[Figure record listings]
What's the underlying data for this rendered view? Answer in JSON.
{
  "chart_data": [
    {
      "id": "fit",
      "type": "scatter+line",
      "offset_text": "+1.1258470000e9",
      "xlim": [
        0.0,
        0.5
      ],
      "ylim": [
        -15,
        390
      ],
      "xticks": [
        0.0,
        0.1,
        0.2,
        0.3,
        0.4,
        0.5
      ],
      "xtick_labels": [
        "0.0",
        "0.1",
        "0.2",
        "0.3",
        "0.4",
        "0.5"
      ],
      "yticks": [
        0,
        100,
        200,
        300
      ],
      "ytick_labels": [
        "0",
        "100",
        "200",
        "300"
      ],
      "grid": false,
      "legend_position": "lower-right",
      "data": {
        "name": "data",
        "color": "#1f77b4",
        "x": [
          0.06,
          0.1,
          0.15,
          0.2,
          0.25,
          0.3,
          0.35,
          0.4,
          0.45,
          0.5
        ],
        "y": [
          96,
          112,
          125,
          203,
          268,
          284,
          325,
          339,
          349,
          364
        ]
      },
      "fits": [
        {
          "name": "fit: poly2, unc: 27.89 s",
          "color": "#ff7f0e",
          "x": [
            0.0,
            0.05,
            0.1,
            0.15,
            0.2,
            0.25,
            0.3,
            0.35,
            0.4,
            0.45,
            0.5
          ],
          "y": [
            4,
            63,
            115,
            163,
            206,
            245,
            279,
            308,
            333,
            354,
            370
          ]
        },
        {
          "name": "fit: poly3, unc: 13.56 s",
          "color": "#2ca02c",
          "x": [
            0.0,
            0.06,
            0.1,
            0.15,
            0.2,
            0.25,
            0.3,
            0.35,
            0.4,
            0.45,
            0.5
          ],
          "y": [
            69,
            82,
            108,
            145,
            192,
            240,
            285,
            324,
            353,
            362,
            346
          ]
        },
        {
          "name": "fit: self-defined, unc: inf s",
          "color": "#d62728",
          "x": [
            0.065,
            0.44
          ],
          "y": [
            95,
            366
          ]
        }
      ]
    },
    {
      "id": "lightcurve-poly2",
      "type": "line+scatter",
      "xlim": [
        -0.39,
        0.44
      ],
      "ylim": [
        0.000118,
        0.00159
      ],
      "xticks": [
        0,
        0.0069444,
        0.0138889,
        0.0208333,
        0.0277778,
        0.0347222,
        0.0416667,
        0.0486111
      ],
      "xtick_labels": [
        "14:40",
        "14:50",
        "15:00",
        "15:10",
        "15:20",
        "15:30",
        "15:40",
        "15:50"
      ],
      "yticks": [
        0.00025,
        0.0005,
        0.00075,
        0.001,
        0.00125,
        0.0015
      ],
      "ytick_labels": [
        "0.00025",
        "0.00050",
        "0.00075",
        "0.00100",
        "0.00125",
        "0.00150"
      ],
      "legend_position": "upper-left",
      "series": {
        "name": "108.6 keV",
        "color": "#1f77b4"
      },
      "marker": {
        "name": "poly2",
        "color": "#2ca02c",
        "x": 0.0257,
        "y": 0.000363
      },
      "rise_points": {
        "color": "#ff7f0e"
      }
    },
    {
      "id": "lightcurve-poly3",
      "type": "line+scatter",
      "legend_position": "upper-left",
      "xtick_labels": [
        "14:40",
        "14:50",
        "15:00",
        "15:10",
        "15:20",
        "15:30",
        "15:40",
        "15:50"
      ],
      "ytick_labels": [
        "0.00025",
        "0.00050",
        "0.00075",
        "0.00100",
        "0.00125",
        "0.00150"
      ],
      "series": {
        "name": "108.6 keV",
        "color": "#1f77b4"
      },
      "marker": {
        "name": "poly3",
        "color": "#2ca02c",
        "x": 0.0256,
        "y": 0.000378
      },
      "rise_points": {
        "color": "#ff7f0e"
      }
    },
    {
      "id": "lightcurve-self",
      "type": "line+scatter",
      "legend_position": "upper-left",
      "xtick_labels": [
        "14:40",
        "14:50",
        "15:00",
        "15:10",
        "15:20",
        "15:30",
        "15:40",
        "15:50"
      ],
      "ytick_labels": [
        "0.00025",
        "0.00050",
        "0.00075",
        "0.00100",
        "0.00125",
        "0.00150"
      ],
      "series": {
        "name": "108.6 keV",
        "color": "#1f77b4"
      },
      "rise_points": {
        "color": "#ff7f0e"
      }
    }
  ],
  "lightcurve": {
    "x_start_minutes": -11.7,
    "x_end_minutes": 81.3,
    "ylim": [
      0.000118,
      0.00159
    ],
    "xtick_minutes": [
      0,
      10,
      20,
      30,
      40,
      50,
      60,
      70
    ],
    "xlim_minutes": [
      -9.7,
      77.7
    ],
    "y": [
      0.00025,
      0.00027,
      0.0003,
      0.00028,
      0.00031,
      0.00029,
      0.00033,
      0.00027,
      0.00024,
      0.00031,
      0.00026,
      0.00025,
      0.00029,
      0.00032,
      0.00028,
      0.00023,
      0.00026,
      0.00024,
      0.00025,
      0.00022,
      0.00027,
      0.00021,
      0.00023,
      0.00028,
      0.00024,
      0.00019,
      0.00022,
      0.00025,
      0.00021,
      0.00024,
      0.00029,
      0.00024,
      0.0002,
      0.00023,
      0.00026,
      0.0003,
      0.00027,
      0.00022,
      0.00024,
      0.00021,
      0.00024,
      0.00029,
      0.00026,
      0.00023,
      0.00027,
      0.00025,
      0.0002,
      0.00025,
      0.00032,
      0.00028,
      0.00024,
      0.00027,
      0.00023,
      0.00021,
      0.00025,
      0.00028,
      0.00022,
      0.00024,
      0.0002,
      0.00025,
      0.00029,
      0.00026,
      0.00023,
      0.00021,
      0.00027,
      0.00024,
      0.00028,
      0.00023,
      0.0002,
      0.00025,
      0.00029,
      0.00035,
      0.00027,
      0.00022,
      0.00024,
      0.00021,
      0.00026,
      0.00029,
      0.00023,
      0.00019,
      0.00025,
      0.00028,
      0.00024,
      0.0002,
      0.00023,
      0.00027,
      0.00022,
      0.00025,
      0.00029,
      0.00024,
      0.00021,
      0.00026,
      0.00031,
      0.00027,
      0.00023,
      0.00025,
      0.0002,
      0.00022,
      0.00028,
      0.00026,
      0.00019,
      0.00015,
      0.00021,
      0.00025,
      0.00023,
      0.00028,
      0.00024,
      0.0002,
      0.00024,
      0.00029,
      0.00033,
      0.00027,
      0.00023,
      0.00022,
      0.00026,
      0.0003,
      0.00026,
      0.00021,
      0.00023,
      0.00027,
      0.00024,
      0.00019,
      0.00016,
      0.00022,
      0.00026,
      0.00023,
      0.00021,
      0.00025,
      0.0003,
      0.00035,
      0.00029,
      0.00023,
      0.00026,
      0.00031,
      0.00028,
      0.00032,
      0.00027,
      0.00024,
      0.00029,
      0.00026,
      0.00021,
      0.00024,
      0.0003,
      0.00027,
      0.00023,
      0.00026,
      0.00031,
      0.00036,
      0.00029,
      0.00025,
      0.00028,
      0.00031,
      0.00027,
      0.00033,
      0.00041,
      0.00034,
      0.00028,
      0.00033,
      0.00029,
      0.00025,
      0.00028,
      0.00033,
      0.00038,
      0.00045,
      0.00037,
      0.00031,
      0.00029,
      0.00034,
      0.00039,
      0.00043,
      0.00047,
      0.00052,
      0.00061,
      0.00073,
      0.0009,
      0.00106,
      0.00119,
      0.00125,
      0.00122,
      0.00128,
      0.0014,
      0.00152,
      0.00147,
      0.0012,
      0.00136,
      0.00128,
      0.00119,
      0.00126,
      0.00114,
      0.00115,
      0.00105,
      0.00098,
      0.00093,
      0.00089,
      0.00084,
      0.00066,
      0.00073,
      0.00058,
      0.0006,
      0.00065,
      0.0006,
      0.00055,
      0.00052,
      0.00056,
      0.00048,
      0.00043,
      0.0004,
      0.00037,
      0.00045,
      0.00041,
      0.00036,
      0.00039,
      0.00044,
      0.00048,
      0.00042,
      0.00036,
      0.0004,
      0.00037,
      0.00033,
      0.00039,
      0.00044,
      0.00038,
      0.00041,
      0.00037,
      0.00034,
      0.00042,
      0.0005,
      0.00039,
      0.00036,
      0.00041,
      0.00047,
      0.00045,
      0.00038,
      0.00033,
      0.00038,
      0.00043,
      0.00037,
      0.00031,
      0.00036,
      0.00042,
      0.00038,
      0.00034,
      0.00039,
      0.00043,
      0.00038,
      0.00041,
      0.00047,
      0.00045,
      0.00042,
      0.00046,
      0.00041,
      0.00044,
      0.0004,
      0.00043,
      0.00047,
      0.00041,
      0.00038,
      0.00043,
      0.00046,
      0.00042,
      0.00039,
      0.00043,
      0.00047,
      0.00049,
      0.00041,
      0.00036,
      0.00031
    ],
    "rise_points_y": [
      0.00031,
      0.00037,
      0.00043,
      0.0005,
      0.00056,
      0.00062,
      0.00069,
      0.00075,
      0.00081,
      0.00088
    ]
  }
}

- **Problem statement**: Which lines contain the word "name"? Return each of them.

- **Final answer**:
        "name": "data",
          "name": "fit: poly2, unc: 27.89 s",
          "name": "fit: poly3, unc: 13.56 s",
          "name": "fit: self-defined, unc: inf s",
        "name": "108.6 keV",
        "name": "poly2",
        "name": "108.6 keV",
        "name": "poly3",
        "name": "108.6 keV",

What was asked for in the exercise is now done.